====== AANGELEVERDE TEKST ======
Student Costerus bij Akkermans, Robben en Van Spaandonk in 1831

1.	Pieter J. Costerus (1806-1862) die als student aan de Utrechtse Hogeschool in Tilburg in 1831 als militair, als ‘vrijwillige jager’, was gelegerd.

 

Van Gogh toont ons met zijn bekende schilderij ’De aardappeleters’ een sfeervol beeld van een eenvoudige boerenmaaltijd rond 1885.
Pieter J. Costerus, schetst ons een soortgelijk sfeervol beeld van één-pans-maaltijden in Tilburg in 1831. Met name bij het gezin van weduwe Akkermans in de Zomerstraat, maar dan in woorden.
Deze Pieter Costerus, afb. 1, kwam op 8 januari 1831 in Tilburg als 24-jarige student/militair-vrijwilliger in het kader van de onrust in België. Hij heeft, met tussenpozen, zes maanden in Tilburg gewoond tot 3 juli 1831, en heeft begin augustus de tiendaagse veldtocht nog meegemaakt.
Zijn dagboek en lange brieven aan zijn ouders in Edam zijn gebundeld en in 1917 als boek uitgegeven, afb.2.
Summier komen enkele Tilburgse huishoudens aan de orde, maar het geeft wel een beeld uit die tijd in Tilburg.
Pieter Costerus kwam hier in de kost achtereenvolgens bij een familie Akkermans, Robben en Van Spaandonk. Met wat achtergrondgegevens uit het archief van Tilburg levert dat als resultaat:

Familie Akkermans. (Wijk Kerk M-1258)
Eerst was Pieter Costerus in Brabant bij een familie De Bruin in Breda ‘de rijkste familie uit Breda’ als ‘mogelijk toekomstige held’ verwend met uitstekende maaltijden waarbij de wijn niet ontbrak.
De tegenstelling kon haast niet groter zijn. Bij zijn komst hier in Tilburg werd hij ondergebracht bij de het eenvoudige gezin van bakkersweduwe Akkermans; door hem Ackermans genoemd.
====== GEËXTRAHEERD MATERIAAL ======
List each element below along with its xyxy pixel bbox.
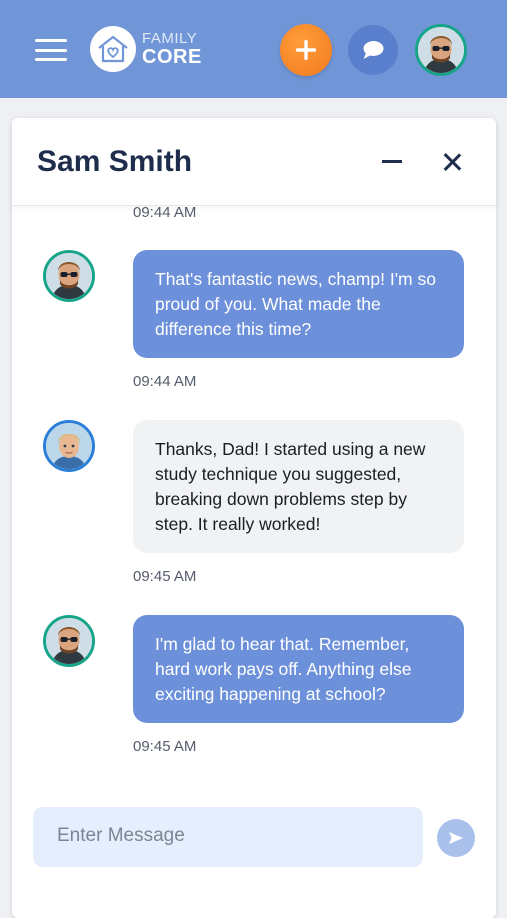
son-avatar[interactable]	[43, 420, 95, 472]
send-button[interactable]	[437, 819, 475, 857]
message-timestamp: 09:45 AM	[133, 568, 197, 585]
message-list[interactable]: 09:44 AM That's fantastic news, champ! I…	[12, 204, 496, 806]
family-core-logo[interactable]: FAMILY CORE	[90, 25, 202, 73]
man-with-sunglasses-icon	[46, 253, 92, 299]
chat-bubble-icon	[363, 41, 384, 59]
message-timestamp: 09:45 AM	[133, 738, 197, 755]
man-with-sunglasses-icon	[418, 27, 464, 73]
profile-avatar[interactable]	[415, 24, 467, 76]
add-button[interactable]	[280, 24, 332, 76]
logo-word-core: CORE	[142, 46, 202, 68]
dad-avatar[interactable]	[43, 250, 95, 302]
messages-button[interactable]	[348, 25, 398, 75]
message-bubble-incoming[interactable]: Thanks, Dad! I started using a new study…	[133, 420, 464, 553]
hamburger-menu-icon[interactable]	[35, 39, 67, 61]
top-navigation-bar: FAMILY CORE	[0, 0, 507, 98]
close-icon[interactable]	[441, 151, 463, 173]
man-with-sunglasses-icon	[46, 618, 92, 664]
chat-header: Sam Smith	[12, 118, 496, 206]
message-timestamp: 09:44 AM	[133, 204, 197, 221]
dad-avatar[interactable]	[43, 615, 95, 667]
send-arrow-icon	[449, 832, 463, 844]
chat-window: Sam Smith 09:44 AM That's fantastic news…	[12, 118, 496, 918]
message-bubble-outgoing[interactable]: That's fantastic news, champ! I'm so pro…	[133, 250, 464, 358]
minimize-icon[interactable]	[382, 160, 402, 163]
plus-icon	[296, 40, 316, 60]
message-input[interactable]: Enter Message	[33, 807, 423, 867]
boy-portrait-icon	[46, 423, 92, 469]
message-bubble-outgoing[interactable]: I'm glad to hear that. Remember, hard wo…	[133, 615, 464, 723]
contact-name: Sam Smith	[37, 145, 193, 178]
house-heart-icon	[90, 26, 136, 72]
message-timestamp: 09:44 AM	[133, 373, 197, 390]
logo-word-family: FAMILY	[142, 30, 198, 47]
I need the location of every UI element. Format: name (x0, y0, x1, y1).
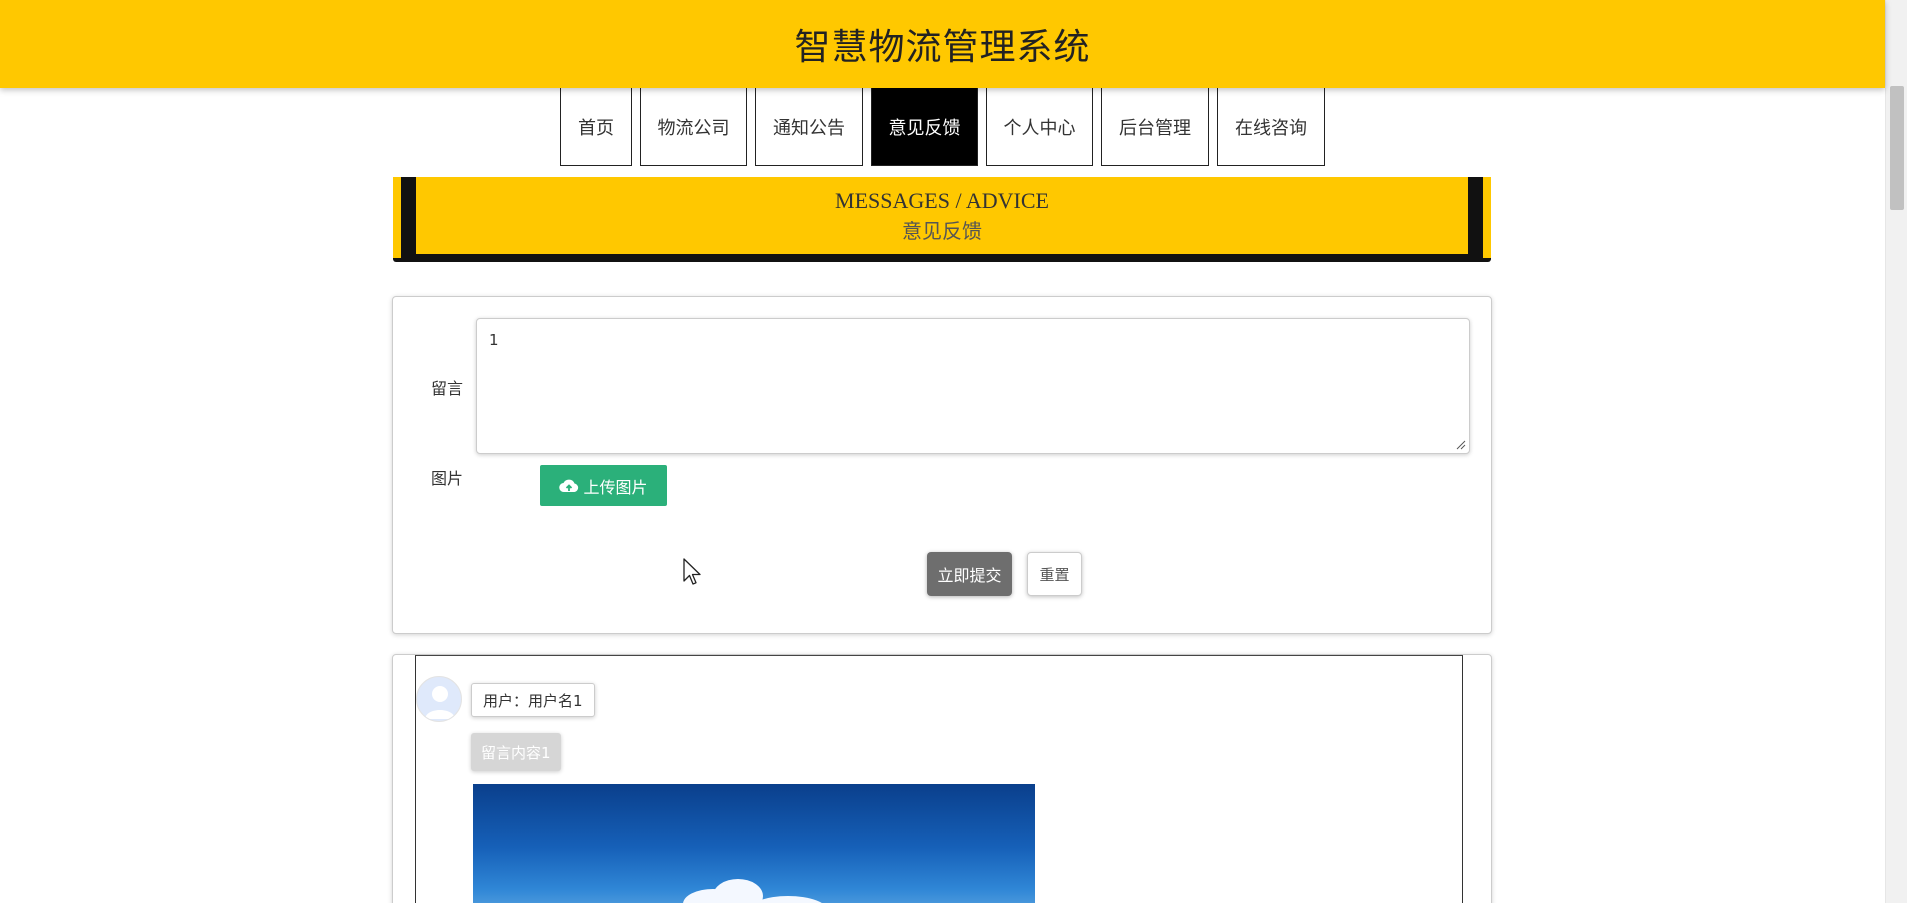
nav-item-personal-center[interactable]: 个人中心 (986, 88, 1093, 166)
nav-item-admin[interactable]: 后台管理 (1101, 88, 1209, 166)
banner-inner: MESSAGES / ADVICE 意见反馈 (409, 177, 1475, 254)
mouse-cursor-icon (683, 558, 701, 585)
nav-item-logistics-company[interactable]: 物流公司 (640, 88, 747, 166)
page-scrollbar[interactable] (1885, 0, 1907, 903)
message-user: 用户：用户名1 (471, 683, 595, 717)
cloud-upload-icon (559, 479, 579, 492)
resize-grip-icon[interactable] (1456, 440, 1466, 450)
nav-label: 在线咨询 (1235, 117, 1307, 139)
nav-label: 意见反馈 (888, 117, 961, 139)
banner-title-cn: 意见反馈 (902, 218, 982, 243)
message-label: 留言 (431, 379, 464, 398)
cloud-shape (713, 879, 763, 903)
user-avatar-icon (425, 686, 455, 719)
nav-label: 后台管理 (1119, 117, 1191, 139)
avatar (416, 676, 462, 722)
submit-button[interactable]: 立即提交 (927, 552, 1012, 596)
header-bar: 智慧物流管理系统 (0, 0, 1885, 88)
main-nav: 首页 物流公司 通知公告 意见反馈 个人中心 后台管理 在线咨询 (0, 88, 1885, 166)
message-textarea[interactable]: 1 (476, 318, 1470, 454)
nav-label: 物流公司 (657, 117, 730, 139)
site-title: 智慧物流管理系统 (794, 27, 1091, 68)
nav-item-notices[interactable]: 通知公告 (755, 88, 863, 166)
message-item: 用户：用户名1 留言内容1 (415, 655, 1463, 903)
message-content: 留言内容1 (471, 733, 561, 771)
message-list: 用户：用户名1 留言内容1 (392, 654, 1492, 903)
message-image (473, 784, 1035, 903)
nav-label: 个人中心 (1003, 117, 1076, 139)
section-banner: MESSAGES / ADVICE 意见反馈 (393, 177, 1491, 262)
scrollbar-thumb[interactable] (1890, 86, 1904, 210)
upload-label: 上传图片 (583, 477, 648, 497)
upload-image-button[interactable]: 上传图片 (540, 465, 667, 506)
banner-edge-left (393, 177, 401, 258)
banner-edge-right (1483, 177, 1491, 258)
nav-item-feedback[interactable]: 意见反馈 (871, 88, 978, 166)
nav-item-online-consult[interactable]: 在线咨询 (1217, 88, 1325, 166)
image-label: 图片 (431, 469, 464, 488)
feedback-form: 留言 1 图片 上传图片 立即提交 重置 (392, 296, 1492, 634)
nav-item-home[interactable]: 首页 (560, 88, 632, 166)
nav-label: 通知公告 (773, 117, 845, 139)
banner-title-en: MESSAGES / ADVICE (835, 187, 1049, 213)
nav-label: 首页 (578, 117, 614, 139)
message-value: 1 (489, 331, 499, 349)
reset-button[interactable]: 重置 (1027, 552, 1082, 596)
======
SCHRIFTELIJKE OPGAVE A:
Op welke datum kwam Pieter Costerus volgens de tekst over student Costerus in Tilburg aan?
SCHRIFTELIJKE OPGAVE B:
Leg uit waarom de tegenstelling voor Costerus volgens de tekst over student Costerus haast niet groter kon zijn.
SCHRIFTELIJKE OPGAVE C:
Druk uit de tekst over student Costerus alles af van "Zijn dagboek en" tot en met "tijd in Tilburg.".

JUISTE UITKOMST A:
Op 8 januari 1831.

JUISTE UITKOMST B:
In Breda werd Costerus bij de familie De Bruin, 'de rijkste familie uit Breda', verwend met uitstekende maaltijden waarbij de wijn niet ontbrak. In Tilburg werd hij daarentegen ondergebracht bij het eenvoudige gezin van bakkersweduwe Akkermans.

JUISTE UITKOMST C:
Zijn dagboek en lange brieven aan zijn ouders in Edam zijn gebundeld en in 1917 als boek uitgegeven, afb.2.
Summier komen enkele Tilburgse huishoudens aan de orde, maar het geeft wel een beeld uit die tijd in Tilburg.